### EXERCISE INPUT
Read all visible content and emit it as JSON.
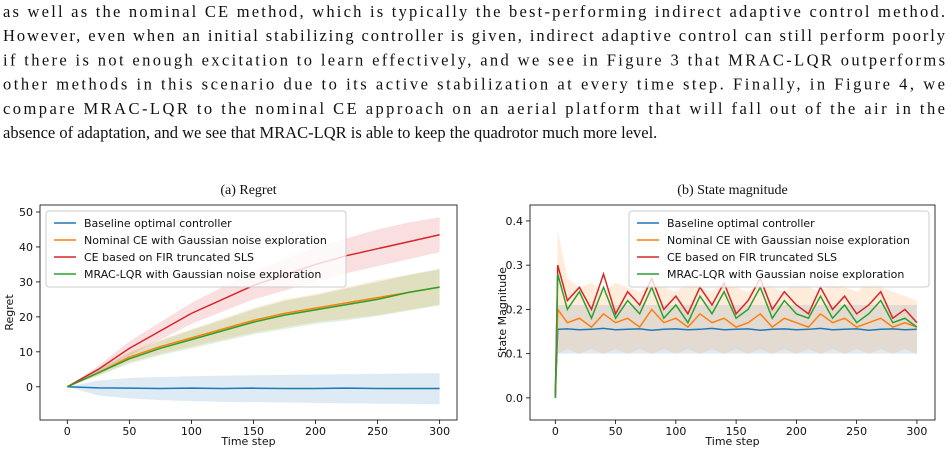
{
  "paragraph": [
    "as well as the nominal CE method, which is typically the best-performing indirect adaptive control method.",
    "However, even when an initial stabilizing controller is given, indirect adaptive control can still perform poorly",
    "if there is not enough excitation to learn effectively, and we see in Figure 3 that MRAC-LQR outperforms",
    "other methods in this scenario due to its active stabilization at every time step. Finally, in Figure 4, we",
    "compare MRAC-LQR to the nominal CE approach on an aerial platform that will fall out of the air in the",
    "absence of adaptation, and we see that MRAC-LQR is able to keep the quadrotor much more level."
  ],
  "chart_data": [
    {
      "type": "line",
      "title": "(a) Regret",
      "x_label": "Time step",
      "y_label": "Regret",
      "legend": "upper left",
      "x": [
        0,
        25,
        50,
        75,
        100,
        125,
        150,
        175,
        200,
        225,
        250,
        275,
        300
      ],
      "xlim": [
        -22,
        314
      ],
      "ylim": [
        -9.5,
        52
      ],
      "xticks": [
        0,
        50,
        100,
        150,
        200,
        250,
        300
      ],
      "yticks": [
        0,
        10,
        20,
        30,
        40,
        50
      ],
      "series": [
        {
          "name": "Baseline optimal controller",
          "color": "#1f77b4",
          "values": [
            0,
            -0.3,
            -0.4,
            -0.5,
            -0.4,
            -0.5,
            -0.4,
            -0.5,
            -0.5,
            -0.4,
            -0.5,
            -0.5,
            -0.5
          ],
          "lower": [
            0,
            -2.5,
            -3.3,
            -3.8,
            -4.1,
            -4.3,
            -4.4,
            -4.5,
            -4.6,
            -4.7,
            -4.8,
            -4.9,
            -5
          ],
          "upper": [
            0,
            1.8,
            2.5,
            2.8,
            3,
            3.2,
            3.3,
            3.4,
            3.5,
            3.6,
            3.7,
            3.8,
            3.9
          ]
        },
        {
          "name": "Nominal CE with Gaussian noise exploration",
          "color": "#ff7f0e",
          "values": [
            0,
            4,
            8.5,
            11.5,
            14,
            16.5,
            19,
            21,
            22.5,
            24,
            25.5,
            27,
            28.5
          ],
          "lower": [
            0,
            3.2,
            7,
            9.5,
            11.5,
            13.5,
            15.5,
            17,
            18.5,
            19.5,
            20.5,
            22,
            23.5
          ],
          "upper": [
            0,
            5,
            10,
            13.5,
            16.5,
            19.5,
            22.5,
            25,
            26.5,
            28.5,
            30.5,
            32,
            33.5
          ]
        },
        {
          "name": "CE based on FIR truncated SLS",
          "color": "#d62728",
          "values": [
            0,
            5,
            11,
            16,
            21,
            25,
            29,
            32,
            35,
            37.5,
            39.5,
            41.5,
            43.5
          ],
          "lower": [
            0,
            4,
            9,
            13.5,
            18,
            21.5,
            25,
            27.5,
            30,
            32.5,
            34.5,
            36.5,
            38.5
          ],
          "upper": [
            0,
            6,
            13,
            18.5,
            24,
            28.5,
            33,
            36.5,
            40,
            42.5,
            45,
            47,
            48.5
          ]
        },
        {
          "name": "MRAC-LQR with Gaussian noise exploration",
          "color": "#2ca02c",
          "values": [
            0,
            4,
            8,
            11,
            13.5,
            16,
            18.5,
            20.5,
            22,
            23.5,
            25,
            27,
            28.5
          ],
          "lower": [
            0,
            3.2,
            6.6,
            9,
            11,
            13,
            15,
            16.5,
            18,
            19,
            20.2,
            21.8,
            23.2
          ],
          "upper": [
            0,
            4.9,
            9.6,
            13.1,
            16.2,
            19.1,
            22.1,
            24.6,
            26.2,
            28.1,
            30,
            32,
            33.8
          ]
        }
      ]
    },
    {
      "type": "line",
      "title": "(b) State magnitude",
      "x_label": "Time step",
      "y_label": "State Magnitude",
      "legend": "upper right",
      "x": [
        0,
        2,
        10,
        20,
        30,
        40,
        50,
        60,
        70,
        80,
        90,
        100,
        110,
        120,
        130,
        140,
        150,
        160,
        170,
        180,
        190,
        200,
        210,
        220,
        230,
        240,
        250,
        260,
        270,
        280,
        290,
        300
      ],
      "xlim": [
        -21,
        315
      ],
      "ylim": [
        -0.05,
        0.436
      ],
      "xticks": [
        0,
        50,
        100,
        150,
        200,
        250,
        300
      ],
      "yticks": [
        {
          "value": 0,
          "label": "0.0"
        },
        0.1,
        0.2,
        0.3,
        0.4
      ],
      "series": [
        {
          "name": "Baseline optimal controller",
          "color": "#1f77b4",
          "values": [
            0,
            0.155,
            0.156,
            0.154,
            0.155,
            0.157,
            0.154,
            0.155,
            0.156,
            0.153,
            0.155,
            0.156,
            0.154,
            0.155,
            0.157,
            0.154,
            0.155,
            0.156,
            0.153,
            0.155,
            0.156,
            0.154,
            0.155,
            0.157,
            0.154,
            0.155,
            0.156,
            0.153,
            0.155,
            0.156,
            0.154,
            0.155
          ],
          "lower": [
            0,
            0.1,
            0.1,
            0.1,
            0.1,
            0.1,
            0.1,
            0.1,
            0.1,
            0.1,
            0.1,
            0.1,
            0.1,
            0.1,
            0.1,
            0.1,
            0.1,
            0.1,
            0.1,
            0.1,
            0.1,
            0.1,
            0.1,
            0.1,
            0.1,
            0.1,
            0.1,
            0.1,
            0.1,
            0.1,
            0.1,
            0.1
          ],
          "upper": [
            0,
            0.21,
            0.21,
            0.21,
            0.21,
            0.21,
            0.21,
            0.21,
            0.21,
            0.21,
            0.21,
            0.21,
            0.21,
            0.21,
            0.21,
            0.21,
            0.21,
            0.21,
            0.21,
            0.21,
            0.21,
            0.21,
            0.21,
            0.21,
            0.21,
            0.21,
            0.21,
            0.21,
            0.21,
            0.21,
            0.21,
            0.21
          ]
        },
        {
          "name": "Nominal CE with Gaussian noise exploration",
          "color": "#ff7f0e",
          "values": [
            0,
            0.2,
            0.17,
            0.18,
            0.16,
            0.19,
            0.17,
            0.18,
            0.16,
            0.2,
            0.17,
            0.18,
            0.16,
            0.19,
            0.17,
            0.18,
            0.16,
            0.17,
            0.19,
            0.16,
            0.18,
            0.17,
            0.16,
            0.19,
            0.17,
            0.18,
            0.16,
            0.17,
            0.18,
            0.16,
            0.17,
            0.16
          ],
          "lower": [
            0,
            0.1,
            0.11,
            0.1,
            0.11,
            0.1,
            0.11,
            0.1,
            0.11,
            0.1,
            0.11,
            0.1,
            0.11,
            0.1,
            0.11,
            0.1,
            0.11,
            0.1,
            0.11,
            0.1,
            0.11,
            0.1,
            0.11,
            0.1,
            0.11,
            0.1,
            0.11,
            0.1,
            0.11,
            0.1,
            0.11,
            0.1
          ],
          "upper": [
            0,
            0.38,
            0.27,
            0.25,
            0.26,
            0.24,
            0.26,
            0.25,
            0.24,
            0.26,
            0.25,
            0.24,
            0.26,
            0.25,
            0.24,
            0.26,
            0.25,
            0.24,
            0.26,
            0.25,
            0.24,
            0.26,
            0.25,
            0.24,
            0.26,
            0.25,
            0.24,
            0.26,
            0.25,
            0.24,
            0.23,
            0.22
          ]
        },
        {
          "name": "CE based on FIR truncated SLS",
          "color": "#d62728",
          "values": [
            0,
            0.3,
            0.22,
            0.25,
            0.2,
            0.28,
            0.19,
            0.24,
            0.21,
            0.27,
            0.2,
            0.23,
            0.19,
            0.25,
            0.21,
            0.26,
            0.19,
            0.22,
            0.27,
            0.2,
            0.24,
            0.21,
            0.19,
            0.25,
            0.2,
            0.23,
            0.19,
            0.21,
            0.24,
            0.18,
            0.2,
            0.17
          ]
        },
        {
          "name": "MRAC-LQR with Gaussian noise exploration",
          "color": "#2ca02c",
          "values": [
            0,
            0.28,
            0.2,
            0.24,
            0.18,
            0.25,
            0.18,
            0.22,
            0.19,
            0.25,
            0.18,
            0.21,
            0.17,
            0.23,
            0.19,
            0.24,
            0.18,
            0.2,
            0.25,
            0.18,
            0.22,
            0.19,
            0.18,
            0.23,
            0.18,
            0.21,
            0.17,
            0.19,
            0.22,
            0.17,
            0.18,
            0.16
          ]
        }
      ]
    }
  ]
}
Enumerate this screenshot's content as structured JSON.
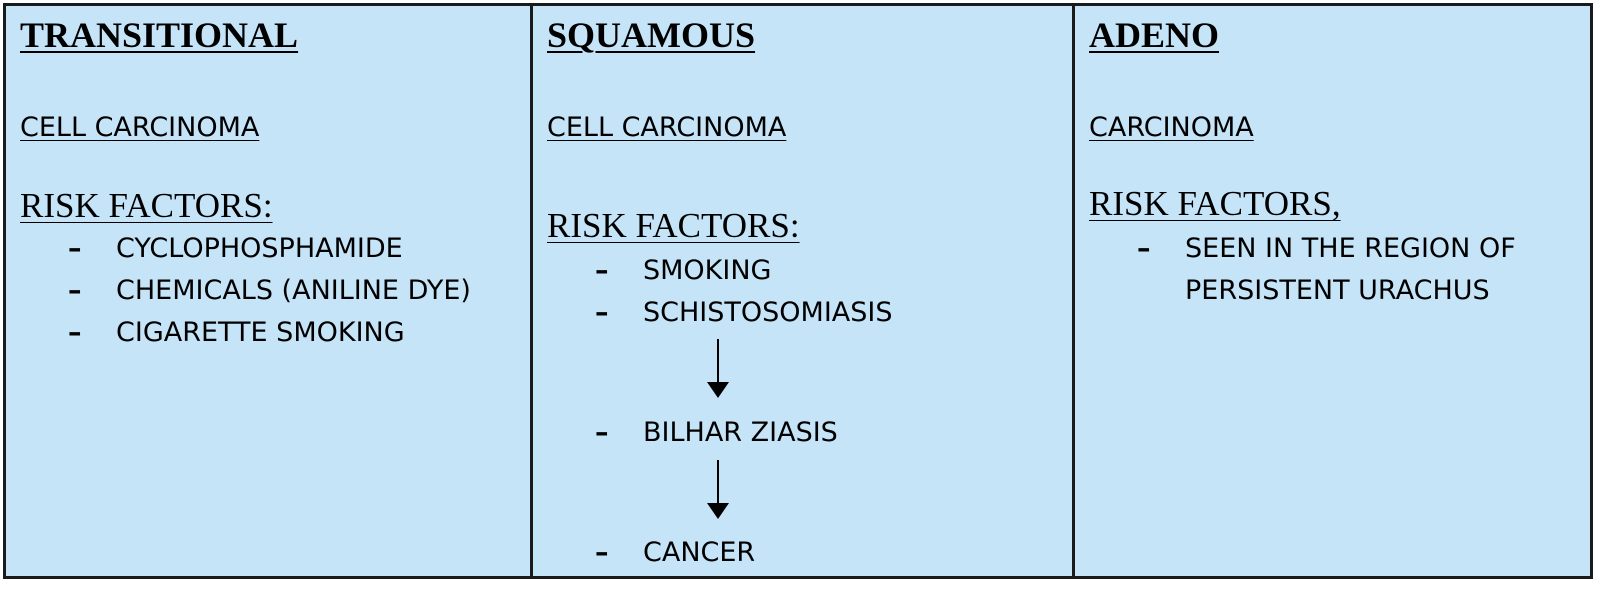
{
  "columns": [
    {
      "title": "TRANSITIONAL",
      "subtitle": "CELL CARCINOMA",
      "risk_heading": "RISK FACTORS:",
      "items": [
        "CYCLOPHOSPHAMIDE",
        "CHEMICALS (ANILINE DYE)",
        "CIGARETTE SMOKING"
      ]
    },
    {
      "title": "SQUAMOUS",
      "subtitle": "CELL CARCINOMA",
      "risk_heading": "RISK FACTORS:",
      "items": [
        "SMOKING",
        "SCHISTOSOMIASIS",
        "BILHAR ZIASIS",
        "CANCER"
      ]
    },
    {
      "title": "ADENO",
      "subtitle": "CARCINOMA",
      "risk_heading": "RISK FACTORS,",
      "items": [
        "SEEN IN THE REGION OF PERSISTENT URACHUS"
      ]
    }
  ],
  "dash_symbol": "–",
  "colors": {
    "cell_background": "#c5e4f8",
    "border": "#1a1a1a",
    "text": "#000000"
  }
}
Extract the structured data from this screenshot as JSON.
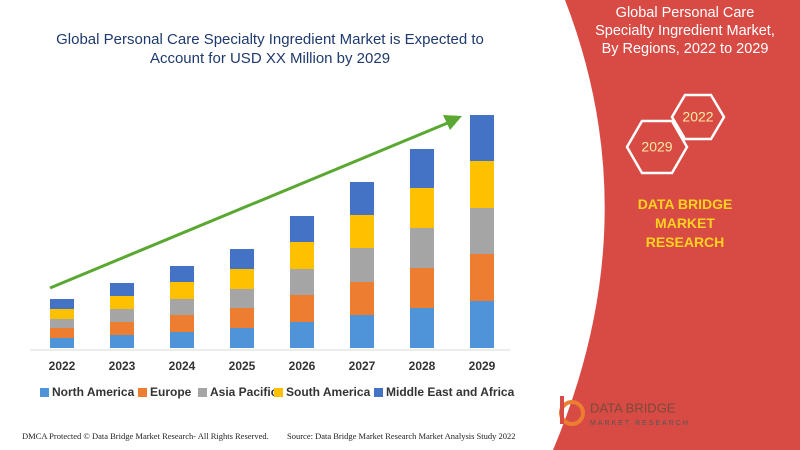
{
  "chart_data": {
    "type": "bar",
    "stacked": true,
    "title": "Global Personal Care Specialty Ingredient Market is Expected to Account for USD XX Million by 2029",
    "categories": [
      "2022",
      "2023",
      "2024",
      "2025",
      "2026",
      "2027",
      "2028",
      "2029"
    ],
    "series": [
      {
        "name": "North America",
        "color": "#4f93d8",
        "values": [
          10,
          13,
          16,
          20,
          26,
          33,
          40,
          47
        ]
      },
      {
        "name": "Europe",
        "color": "#ed7d31",
        "values": [
          10,
          13,
          17,
          20,
          27,
          33,
          40,
          47
        ]
      },
      {
        "name": "Asia Pacific",
        "color": "#a5a5a5",
        "values": [
          9,
          13,
          16,
          19,
          26,
          34,
          40,
          46
        ]
      },
      {
        "name": "South America",
        "color": "#ffc000",
        "values": [
          10,
          13,
          17,
          20,
          27,
          33,
          40,
          47
        ]
      },
      {
        "name": "Middle East and Africa",
        "color": "#4472c4",
        "values": [
          10,
          13,
          16,
          20,
          26,
          33,
          39,
          46
        ]
      }
    ]
  },
  "panel": {
    "title": "Global Personal Care Specialty Ingredient Market, By Regions, 2022 to 2029",
    "hex_labels": [
      "2029",
      "2022"
    ],
    "brand": "DATA BRIDGE MARKET RESEARCH"
  },
  "footer": {
    "left": "DMCA Protected © Data Bridge Market Research- All Rights Reserved.",
    "right": "Source: Data Bridge Market Research Market Analysis Study 2022"
  },
  "logo": {
    "name": "DATA BRIDGE",
    "tagline": "MARKET RESEARCH"
  }
}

### STATED PROBLEM
Going from the line with "Extract the structured" to the last line of the listing, write out each line exactly and nothing else. Leave out all pictures.

### WRITTEN REPLY
Extract the structured data from this screenshot as JSON.
{
  "chart_data": {
    "type": "bar",
    "stacked": true,
    "title": "Global Personal Care Specialty Ingredient Market is Expected to Account for USD XX Million by 2029",
    "categories": [
      "2022",
      "2023",
      "2024",
      "2025",
      "2026",
      "2027",
      "2028",
      "2029"
    ],
    "series": [
      {
        "name": "North America",
        "color": "#4f93d8",
        "values": [
          10,
          13,
          16,
          20,
          26,
          33,
          40,
          47
        ]
      },
      {
        "name": "Europe",
        "color": "#ed7d31",
        "values": [
          10,
          13,
          17,
          20,
          27,
          33,
          40,
          47
        ]
      },
      {
        "name": "Asia Pacific",
        "color": "#a5a5a5",
        "values": [
          9,
          13,
          16,
          19,
          26,
          34,
          40,
          46
        ]
      },
      {
        "name": "South America",
        "color": "#ffc000",
        "values": [
          10,
          13,
          17,
          20,
          27,
          33,
          40,
          47
        ]
      },
      {
        "name": "Middle East and Africa",
        "color": "#4472c4",
        "values": [
          10,
          13,
          16,
          20,
          26,
          33,
          39,
          46
        ]
      }
    ]
  },
  "panel": {
    "title": "Global Personal Care Specialty Ingredient Market, By Regions, 2022 to 2029",
    "hex_labels": [
      "2029",
      "2022"
    ],
    "brand": "DATA BRIDGE MARKET RESEARCH"
  },
  "footer": {
    "left": "DMCA Protected © Data Bridge Market Research- All Rights Reserved.",
    "right": "Source: Data Bridge Market Research Market Analysis Study 2022"
  },
  "logo": {
    "name": "DATA BRIDGE",
    "tagline": "MARKET RESEARCH"
  }
}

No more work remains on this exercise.